Kino macht Spaß: Es spinnt Geschichten oder schmückt Geschichten aus, die es schon gibt. Und wenn das gut funktioniert, werden die Geschichten weiter gesponnen. Denn: „Never Change a Running System.“ Das gelingt im Mainstream-Kino, von Sternenkriegern bis zu Comichelden, besonders gut. Blockbuster sind Geldmaschinen, die müssen laufen, bestenfalls weltweit – und systemübergreifend. Also bereinigt man sie von verfänglicher Haltung und reduziert sie auf universelle Freizeitgrundbedürfnisse wie Staunen, Lachen und Tränen, die nicht wehtun. Das kann durchaus Spaß machen. Wenn es dann auch in Serie nicht mehr weiter geht, folgt irgendwann die Origin Story, wie in diesem Monat „Joker“. Oder ein Spin-off, das andere Randfiguren in den Mittelpunkt rückt. Oder das Reboot: Alles auf Anfang. Oder fast auf Anfang, wie in diesem Monat bei „Terminator: Dark Fate“, der die letzten drei Fortsetzung einfach komplett ignoriert und noch einmal frisch nach Teil zwei ansetzt. Die Zuschauer haben damit für gewöhnlich kein Problem, und das ist nur konsequent, denn das klappt ja auch im richtigen Leben: Wenn es gut läuft, macht man weiter, was nicht gut läuft, wird verdrängt, verschwiegen, relativiert, ersetzt. Dass kennen wir ja von der Politik.
Und im Programmkino? Hier geht vergleichsweise wenig in Serie – Arthausfilme sind eben einzigartiger. Und so ereilt uns bis heute weder ein „Jules et Jim et Jean“ oder „Das achte Siegel“ noch das Spin-off „Die Schwester der Frau des Leuchtturmwächters“ oder das Prequel „Der vorletzte Kaiser“. Wenn es hoch kommt, inszenieren Arthaus-Regisseure allemal das Remake ihres eigenen Films. Das ist für gewöhnlich dem Umstand geschuldet, dass das Original nicht in Englisch gedreht wurde und jetzt auch vom US-Publikum wahrgenommen werden will, zuletzt geschehen bei „Gloria“. Auch Michael Haneke hatte seinen „Funny Games“ nicht fortgesetzt, sondern 2007 noch einmal gedreht und das Remake aussagekräftig „Funny Games U.S.“ betitelt. Zeitversetzte Zwillingswürfe, US-marktorientiert statt künstlerisch motiviert? An sich ungehörig für das Autorenkino.
Grundsätzlich sind Arthausfilme zeitloser als Blockbuster und benötigen keine technisch modernisierten Remakes. Stattdessen bekommen sie lieber mal Wiederaufführungen spendiert. Das gilt natürlich auch fürs Mainstream-Kino, dort findet man ja auch viele Schätze, die mittlerweile im Programmkino landen. Wiederaufführungen jedenfalls bilden einen erfreulichen Trend, der in letzter Zeit verstärkt die Spielstätten belebt. Einzelne Kinos holen bereits regelmäßig Klassiker zurück auf die Leinwand, darüber hinaus erfolgen vermehrt bundesweite Starts unvergesslicher Filmperlen, bevorzugt digital restauriert. Und gern in einer Schnittfassung, die man bisher gar nicht oder nur daheim erleben durfte, zuletzt geschehen mit „Apocalypse Now: Final Cut“.
Ob Einzelwerk oder serielles Format, die erzählerischen Spielarten des Kinos bleiben aufregend. Und auch wir sind Freunde von Wideraufführungen, selbst der kleinsten Textzeilen: Kino macht Spaß.

● **Extrahiertes Material**:

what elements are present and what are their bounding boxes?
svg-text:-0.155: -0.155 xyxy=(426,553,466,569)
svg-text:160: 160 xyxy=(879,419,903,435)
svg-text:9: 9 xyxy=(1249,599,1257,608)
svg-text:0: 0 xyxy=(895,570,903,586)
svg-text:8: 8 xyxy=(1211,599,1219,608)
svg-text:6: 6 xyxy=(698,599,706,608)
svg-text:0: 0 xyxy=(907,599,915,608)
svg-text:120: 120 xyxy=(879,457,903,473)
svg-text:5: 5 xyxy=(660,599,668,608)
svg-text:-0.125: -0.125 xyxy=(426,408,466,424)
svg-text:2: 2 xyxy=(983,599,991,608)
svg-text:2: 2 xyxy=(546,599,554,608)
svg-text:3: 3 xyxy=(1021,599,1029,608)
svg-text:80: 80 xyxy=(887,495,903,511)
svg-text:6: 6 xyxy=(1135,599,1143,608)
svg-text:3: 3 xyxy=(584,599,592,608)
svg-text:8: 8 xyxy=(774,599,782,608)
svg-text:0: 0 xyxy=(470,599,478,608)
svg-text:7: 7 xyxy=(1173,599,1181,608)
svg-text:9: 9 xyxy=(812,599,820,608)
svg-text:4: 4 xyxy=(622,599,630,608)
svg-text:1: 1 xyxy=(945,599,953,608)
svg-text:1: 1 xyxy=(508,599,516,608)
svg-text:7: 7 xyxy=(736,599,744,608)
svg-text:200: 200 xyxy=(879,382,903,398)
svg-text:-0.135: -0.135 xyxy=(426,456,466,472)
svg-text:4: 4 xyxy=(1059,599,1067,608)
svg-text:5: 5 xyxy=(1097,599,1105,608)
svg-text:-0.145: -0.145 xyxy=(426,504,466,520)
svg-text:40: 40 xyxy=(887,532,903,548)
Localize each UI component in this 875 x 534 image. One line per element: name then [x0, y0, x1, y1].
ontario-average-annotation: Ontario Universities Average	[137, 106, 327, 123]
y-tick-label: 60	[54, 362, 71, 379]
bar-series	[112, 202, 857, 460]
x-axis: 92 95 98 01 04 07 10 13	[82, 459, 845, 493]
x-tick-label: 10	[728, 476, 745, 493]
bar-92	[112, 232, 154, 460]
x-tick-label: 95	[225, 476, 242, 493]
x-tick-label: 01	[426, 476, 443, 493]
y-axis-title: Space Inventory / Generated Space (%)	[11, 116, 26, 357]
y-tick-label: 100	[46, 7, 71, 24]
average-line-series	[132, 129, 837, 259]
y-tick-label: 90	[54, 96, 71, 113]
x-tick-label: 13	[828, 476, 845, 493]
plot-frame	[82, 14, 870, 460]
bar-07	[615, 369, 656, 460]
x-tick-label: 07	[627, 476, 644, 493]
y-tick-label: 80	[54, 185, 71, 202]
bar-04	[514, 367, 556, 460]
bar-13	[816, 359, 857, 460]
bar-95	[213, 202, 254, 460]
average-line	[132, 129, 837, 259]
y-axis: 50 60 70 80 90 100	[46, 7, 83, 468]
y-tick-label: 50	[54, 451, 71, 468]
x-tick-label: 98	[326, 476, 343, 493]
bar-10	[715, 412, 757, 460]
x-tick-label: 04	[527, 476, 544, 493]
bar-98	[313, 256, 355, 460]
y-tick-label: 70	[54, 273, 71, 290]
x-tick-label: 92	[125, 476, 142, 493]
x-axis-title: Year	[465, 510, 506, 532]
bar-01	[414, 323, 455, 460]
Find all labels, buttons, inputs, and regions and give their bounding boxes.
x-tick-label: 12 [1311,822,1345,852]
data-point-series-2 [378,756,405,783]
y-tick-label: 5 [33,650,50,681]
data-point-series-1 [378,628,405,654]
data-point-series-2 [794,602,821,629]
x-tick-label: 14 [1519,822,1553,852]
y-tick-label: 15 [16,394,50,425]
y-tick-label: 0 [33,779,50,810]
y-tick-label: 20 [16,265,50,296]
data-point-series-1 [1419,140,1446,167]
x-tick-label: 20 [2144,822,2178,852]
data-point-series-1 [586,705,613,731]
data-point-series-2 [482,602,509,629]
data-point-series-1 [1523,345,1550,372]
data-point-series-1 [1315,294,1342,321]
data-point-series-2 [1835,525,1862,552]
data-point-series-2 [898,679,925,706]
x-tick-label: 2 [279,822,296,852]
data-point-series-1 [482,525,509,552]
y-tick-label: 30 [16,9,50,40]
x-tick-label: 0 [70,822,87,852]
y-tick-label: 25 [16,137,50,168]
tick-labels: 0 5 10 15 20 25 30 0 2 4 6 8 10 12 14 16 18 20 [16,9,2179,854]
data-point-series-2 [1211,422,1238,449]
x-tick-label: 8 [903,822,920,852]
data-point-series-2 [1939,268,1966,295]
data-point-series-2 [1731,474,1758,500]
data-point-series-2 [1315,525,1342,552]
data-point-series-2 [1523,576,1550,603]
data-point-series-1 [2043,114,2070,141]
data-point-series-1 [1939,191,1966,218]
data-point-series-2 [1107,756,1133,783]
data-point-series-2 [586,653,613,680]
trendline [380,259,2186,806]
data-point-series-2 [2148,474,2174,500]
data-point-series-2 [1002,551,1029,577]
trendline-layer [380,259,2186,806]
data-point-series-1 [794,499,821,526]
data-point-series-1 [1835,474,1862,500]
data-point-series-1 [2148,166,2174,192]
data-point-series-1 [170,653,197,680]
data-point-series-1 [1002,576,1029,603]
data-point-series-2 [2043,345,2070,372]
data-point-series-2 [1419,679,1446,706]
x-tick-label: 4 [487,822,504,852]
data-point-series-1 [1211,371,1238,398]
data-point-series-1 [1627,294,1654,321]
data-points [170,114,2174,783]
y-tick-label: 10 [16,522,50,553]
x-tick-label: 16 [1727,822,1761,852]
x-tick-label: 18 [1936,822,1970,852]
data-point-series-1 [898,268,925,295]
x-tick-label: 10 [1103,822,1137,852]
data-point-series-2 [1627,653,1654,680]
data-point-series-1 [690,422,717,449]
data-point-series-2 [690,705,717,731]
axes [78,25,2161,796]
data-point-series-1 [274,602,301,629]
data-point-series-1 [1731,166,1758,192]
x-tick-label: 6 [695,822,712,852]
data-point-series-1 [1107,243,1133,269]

● **Aufgabenstellung**: Nenne alle Filmtitel, die der Text über Fortsetzungen im Kino als Fortsetzung, Spin-off oder Prequel anführt, die es im Programmkino bis heute nicht gibt.

● **Lösung**:
- „Jules et Jim et Jean“
- „Das achte Siegel“
- „Die Schwester der Frau des Leuchtturmwächters“
- „Der vorletzte Kaiser“